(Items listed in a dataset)
.....

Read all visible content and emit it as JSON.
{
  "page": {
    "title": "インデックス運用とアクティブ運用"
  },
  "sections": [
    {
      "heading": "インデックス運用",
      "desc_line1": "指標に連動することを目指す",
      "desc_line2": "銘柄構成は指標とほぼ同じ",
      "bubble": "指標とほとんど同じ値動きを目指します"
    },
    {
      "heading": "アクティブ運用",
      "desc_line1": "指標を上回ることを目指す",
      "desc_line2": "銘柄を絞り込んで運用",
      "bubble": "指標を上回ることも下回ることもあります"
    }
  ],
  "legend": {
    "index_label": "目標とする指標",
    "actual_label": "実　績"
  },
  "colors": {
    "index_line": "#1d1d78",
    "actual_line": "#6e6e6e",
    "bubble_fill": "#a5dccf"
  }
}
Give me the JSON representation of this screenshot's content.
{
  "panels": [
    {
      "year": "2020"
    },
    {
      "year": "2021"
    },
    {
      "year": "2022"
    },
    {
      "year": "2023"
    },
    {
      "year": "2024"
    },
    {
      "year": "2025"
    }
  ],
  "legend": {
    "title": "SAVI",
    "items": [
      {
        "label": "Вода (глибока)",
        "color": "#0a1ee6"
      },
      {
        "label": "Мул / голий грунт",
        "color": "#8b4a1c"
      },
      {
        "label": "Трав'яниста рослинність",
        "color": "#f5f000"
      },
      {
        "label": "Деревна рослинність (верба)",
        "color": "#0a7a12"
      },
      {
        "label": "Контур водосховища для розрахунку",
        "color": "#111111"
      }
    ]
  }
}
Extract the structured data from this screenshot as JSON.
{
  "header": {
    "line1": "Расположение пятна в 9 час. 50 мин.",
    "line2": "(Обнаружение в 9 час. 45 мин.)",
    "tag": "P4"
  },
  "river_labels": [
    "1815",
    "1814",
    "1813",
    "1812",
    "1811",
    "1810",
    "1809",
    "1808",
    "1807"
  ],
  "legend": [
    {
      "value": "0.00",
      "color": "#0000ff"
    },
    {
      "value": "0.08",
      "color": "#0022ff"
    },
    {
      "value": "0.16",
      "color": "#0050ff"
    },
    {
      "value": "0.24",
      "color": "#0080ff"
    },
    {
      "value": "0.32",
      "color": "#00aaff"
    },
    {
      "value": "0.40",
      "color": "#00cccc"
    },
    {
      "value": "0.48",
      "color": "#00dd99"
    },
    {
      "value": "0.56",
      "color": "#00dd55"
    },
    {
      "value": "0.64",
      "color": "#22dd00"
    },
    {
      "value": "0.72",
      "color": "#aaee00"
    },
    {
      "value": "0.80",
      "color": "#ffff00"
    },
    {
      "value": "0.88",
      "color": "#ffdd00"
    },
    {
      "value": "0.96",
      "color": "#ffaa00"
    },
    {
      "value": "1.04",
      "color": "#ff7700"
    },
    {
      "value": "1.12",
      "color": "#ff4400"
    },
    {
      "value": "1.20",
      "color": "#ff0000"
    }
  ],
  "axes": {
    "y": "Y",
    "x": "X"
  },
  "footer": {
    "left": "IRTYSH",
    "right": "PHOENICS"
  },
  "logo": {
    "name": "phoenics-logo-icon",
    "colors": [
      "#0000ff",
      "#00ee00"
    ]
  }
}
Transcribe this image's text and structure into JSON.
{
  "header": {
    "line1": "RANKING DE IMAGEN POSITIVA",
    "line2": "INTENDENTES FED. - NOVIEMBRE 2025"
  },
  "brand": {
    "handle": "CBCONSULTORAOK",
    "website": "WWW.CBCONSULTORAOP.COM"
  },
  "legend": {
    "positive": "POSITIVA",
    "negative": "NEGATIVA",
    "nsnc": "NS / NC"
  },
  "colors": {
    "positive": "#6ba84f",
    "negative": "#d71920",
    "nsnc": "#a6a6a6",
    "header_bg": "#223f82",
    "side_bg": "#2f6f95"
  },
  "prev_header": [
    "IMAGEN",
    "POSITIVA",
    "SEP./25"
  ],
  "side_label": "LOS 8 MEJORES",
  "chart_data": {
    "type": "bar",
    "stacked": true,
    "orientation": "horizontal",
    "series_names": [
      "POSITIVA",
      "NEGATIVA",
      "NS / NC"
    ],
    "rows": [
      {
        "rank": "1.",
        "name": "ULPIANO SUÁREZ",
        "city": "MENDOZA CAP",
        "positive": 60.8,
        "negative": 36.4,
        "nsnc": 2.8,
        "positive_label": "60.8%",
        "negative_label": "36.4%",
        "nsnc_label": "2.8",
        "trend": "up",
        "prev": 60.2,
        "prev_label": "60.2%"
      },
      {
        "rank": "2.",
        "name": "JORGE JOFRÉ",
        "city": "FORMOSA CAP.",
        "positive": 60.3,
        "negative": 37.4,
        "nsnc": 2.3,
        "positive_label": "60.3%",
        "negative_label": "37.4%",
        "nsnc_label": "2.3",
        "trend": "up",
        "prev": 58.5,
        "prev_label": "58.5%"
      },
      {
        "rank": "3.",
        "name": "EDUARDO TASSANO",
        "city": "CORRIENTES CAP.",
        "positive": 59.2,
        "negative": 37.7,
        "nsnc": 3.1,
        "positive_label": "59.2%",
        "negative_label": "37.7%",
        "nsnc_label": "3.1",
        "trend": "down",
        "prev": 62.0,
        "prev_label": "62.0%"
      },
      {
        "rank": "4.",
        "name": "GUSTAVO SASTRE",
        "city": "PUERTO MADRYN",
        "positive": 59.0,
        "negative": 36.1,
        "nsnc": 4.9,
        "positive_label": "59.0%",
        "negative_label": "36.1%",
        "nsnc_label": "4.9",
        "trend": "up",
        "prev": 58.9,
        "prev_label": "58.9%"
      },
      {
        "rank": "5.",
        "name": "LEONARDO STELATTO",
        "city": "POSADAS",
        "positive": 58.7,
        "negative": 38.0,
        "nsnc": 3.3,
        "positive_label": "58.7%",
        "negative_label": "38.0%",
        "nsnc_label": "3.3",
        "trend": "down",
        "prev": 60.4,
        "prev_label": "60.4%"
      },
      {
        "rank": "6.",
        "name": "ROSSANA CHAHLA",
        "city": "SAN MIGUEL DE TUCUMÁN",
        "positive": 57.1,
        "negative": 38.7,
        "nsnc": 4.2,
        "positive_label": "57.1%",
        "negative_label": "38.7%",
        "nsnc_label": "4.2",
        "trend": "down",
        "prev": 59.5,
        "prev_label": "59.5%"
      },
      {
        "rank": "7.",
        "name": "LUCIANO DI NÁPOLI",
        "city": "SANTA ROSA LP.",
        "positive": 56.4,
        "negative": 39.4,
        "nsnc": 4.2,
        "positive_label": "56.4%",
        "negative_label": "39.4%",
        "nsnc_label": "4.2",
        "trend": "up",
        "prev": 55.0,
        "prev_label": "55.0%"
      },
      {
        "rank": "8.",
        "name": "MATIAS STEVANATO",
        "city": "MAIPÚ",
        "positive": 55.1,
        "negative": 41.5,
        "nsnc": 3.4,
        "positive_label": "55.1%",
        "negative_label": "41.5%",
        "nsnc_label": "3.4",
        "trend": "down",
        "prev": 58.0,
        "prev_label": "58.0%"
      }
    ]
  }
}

.....

Repeat the material above in full, quoting it exactly.

Read all visible content and emit it as JSON.
{
  "page": {
    "title": "インデックス運用とアクティブ運用"
  },
  "sections": [
    {
      "heading": "インデックス運用",
      "desc_line1": "指標に連動することを目指す",
      "desc_line2": "銘柄構成は指標とほぼ同じ",
      "bubble": "指標とほとんど同じ値動きを目指します"
    },
    {
      "heading": "アクティブ運用",
      "desc_line1": "指標を上回ることを目指す",
      "desc_line2": "銘柄を絞り込んで運用",
      "bubble": "指標を上回ることも下回ることもあります"
    }
  ],
  "legend": {
    "index_label": "目標とする指標",
    "actual_label": "実　績"
  },
  "colors": {
    "index_line": "#1d1d78",
    "actual_line": "#6e6e6e",
    "bubble_fill": "#a5dccf"
  }
}
Give me the JSON representation of this screenshot's content.
{
  "panels": [
    {
      "year": "2020"
    },
    {
      "year": "2021"
    },
    {
      "year": "2022"
    },
    {
      "year": "2023"
    },
    {
      "year": "2024"
    },
    {
      "year": "2025"
    }
  ],
  "legend": {
    "title": "SAVI",
    "items": [
      {
        "label": "Вода (глибока)",
        "color": "#0a1ee6"
      },
      {
        "label": "Мул / голий грунт",
        "color": "#8b4a1c"
      },
      {
        "label": "Трав'яниста рослинність",
        "color": "#f5f000"
      },
      {
        "label": "Деревна рослинність (верба)",
        "color": "#0a7a12"
      },
      {
        "label": "Контур водосховища для розрахунку",
        "color": "#111111"
      }
    ]
  }
}
Extract the structured data from this screenshot as JSON.
{
  "header": {
    "line1": "Расположение пятна в 9 час. 50 мин.",
    "line2": "(Обнаружение в 9 час. 45 мин.)",
    "tag": "P4"
  },
  "river_labels": [
    "1815",
    "1814",
    "1813",
    "1812",
    "1811",
    "1810",
    "1809",
    "1808",
    "1807"
  ],
  "legend": [
    {
      "value": "0.00",
      "color": "#0000ff"
    },
    {
      "value": "0.08",
      "color": "#0022ff"
    },
    {
      "value": "0.16",
      "color": "#0050ff"
    },
    {
      "value": "0.24",
      "color": "#0080ff"
    },
    {
      "value": "0.32",
      "color": "#00aaff"
    },
    {
      "value": "0.40",
      "color": "#00cccc"
    },
    {
      "value": "0.48",
      "color": "#00dd99"
    },
    {
      "value": "0.56",
      "color": "#00dd55"
    },
    {
      "value": "0.64",
      "color": "#22dd00"
    },
    {
      "value": "0.72",
      "color": "#aaee00"
    },
    {
      "value": "0.80",
      "color": "#ffff00"
    },
    {
      "value": "0.88",
      "color": "#ffdd00"
    },
    {
      "value": "0.96",
      "color": "#ffaa00"
    },
    {
      "value": "1.04",
      "color": "#ff7700"
    },
    {
      "value": "1.12",
      "color": "#ff4400"
    },
    {
      "value": "1.20",
      "color": "#ff0000"
    }
  ],
  "axes": {
    "y": "Y",
    "x": "X"
  },
  "footer": {
    "left": "IRTYSH",
    "right": "PHOENICS"
  },
  "logo": {
    "name": "phoenics-logo-icon",
    "colors": [
      "#0000ff",
      "#00ee00"
    ]
  }
}
Transcribe this image's text and structure into JSON.
{
  "header": {
    "line1": "RANKING DE IMAGEN POSITIVA",
    "line2": "INTENDENTES FED. - NOVIEMBRE 2025"
  },
  "brand": {
    "handle": "CBCONSULTORAOK",
    "website": "WWW.CBCONSULTORAOP.COM"
  },
  "legend": {
    "positive": "POSITIVA",
    "negative": "NEGATIVA",
    "nsnc": "NS / NC"
  },
  "colors": {
    "positive": "#6ba84f",
    "negative": "#d71920",
    "nsnc": "#a6a6a6",
    "header_bg": "#223f82",
    "side_bg": "#2f6f95"
  },
  "prev_header": [
    "IMAGEN",
    "POSITIVA",
    "SEP./25"
  ],
  "side_label": "LOS 8 MEJORES",
  "chart_data": {
    "type": "bar",
    "stacked": true,
    "orientation": "horizontal",
    "series_names": [
      "POSITIVA",
      "NEGATIVA",
      "NS / NC"
    ],
    "rows": [
      {
        "rank": "1.",
        "name": "ULPIANO SUÁREZ",
        "city": "MENDOZA CAP",
        "positive": 60.8,
        "negative": 36.4,
        "nsnc": 2.8,
        "positive_label": "60.8%",
        "negative_label": "36.4%",
        "nsnc_label": "2.8",
        "trend": "up",
        "prev": 60.2,
        "prev_label": "60.2%"
      },
      {
        "rank": "2.",
        "name": "JORGE JOFRÉ",
        "city": "FORMOSA CAP.",
        "positive": 60.3,
        "negative": 37.4,
        "nsnc": 2.3,
        "positive_label": "60.3%",
        "negative_label": "37.4%",
        "nsnc_label": "2.3",
        "trend": "up",
        "prev": 58.5,
        "prev_label": "58.5%"
      },
      {
        "rank": "3.",
        "name": "EDUARDO TASSANO",
        "city": "CORRIENTES CAP.",
        "positive": 59.2,
        "negative": 37.7,
        "nsnc": 3.1,
        "positive_label": "59.2%",
        "negative_label": "37.7%",
        "nsnc_label": "3.1",
        "trend": "down",
        "prev": 62.0,
        "prev_label": "62.0%"
      },
      {
        "rank": "4.",
        "name": "GUSTAVO SASTRE",
        "city": "PUERTO MADRYN",
        "positive": 59.0,
        "negative": 36.1,
        "nsnc": 4.9,
        "positive_label": "59.0%",
        "negative_label": "36.1%",
        "nsnc_label": "4.9",
        "trend": "up",
        "prev": 58.9,
        "prev_label": "58.9%"
      },
      {
        "rank": "5.",
        "name": "LEONARDO STELATTO",
        "city": "POSADAS",
        "positive": 58.7,
        "negative": 38.0,
        "nsnc": 3.3,
        "positive_label": "58.7%",
        "negative_label": "38.0%",
        "nsnc_label": "3.3",
        "trend": "down",
        "prev": 60.4,
        "prev_label": "60.4%"
      },
      {
        "rank": "6.",
        "name": "ROSSANA CHAHLA",
        "city": "SAN MIGUEL DE TUCUMÁN",
        "positive": 57.1,
        "negative": 38.7,
        "nsnc": 4.2,
        "positive_label": "57.1%",
        "negative_label": "38.7%",
        "nsnc_label": "4.2",
        "trend": "down",
        "prev": 59.5,
        "prev_label": "59.5%"
      },
      {
        "rank": "7.",
        "name": "LUCIANO DI NÁPOLI",
        "city": "SANTA ROSA LP.",
        "positive": 56.4,
        "negative": 39.4,
        "nsnc": 4.2,
        "positive_label": "56.4%",
        "negative_label": "39.4%",
        "nsnc_label": "4.2",
        "trend": "up",
        "prev": 55.0,
        "prev_label": "55.0%"
      },
      {
        "rank": "8.",
        "name": "MATIAS STEVANATO",
        "city": "MAIPÚ",
        "positive": 55.1,
        "negative": 41.5,
        "nsnc": 3.4,
        "positive_label": "55.1%",
        "negative_label": "41.5%",
        "nsnc_label": "3.4",
        "trend": "down",
        "prev": 58.0,
        "prev_label": "58.0%"
      }
    ]
  }
}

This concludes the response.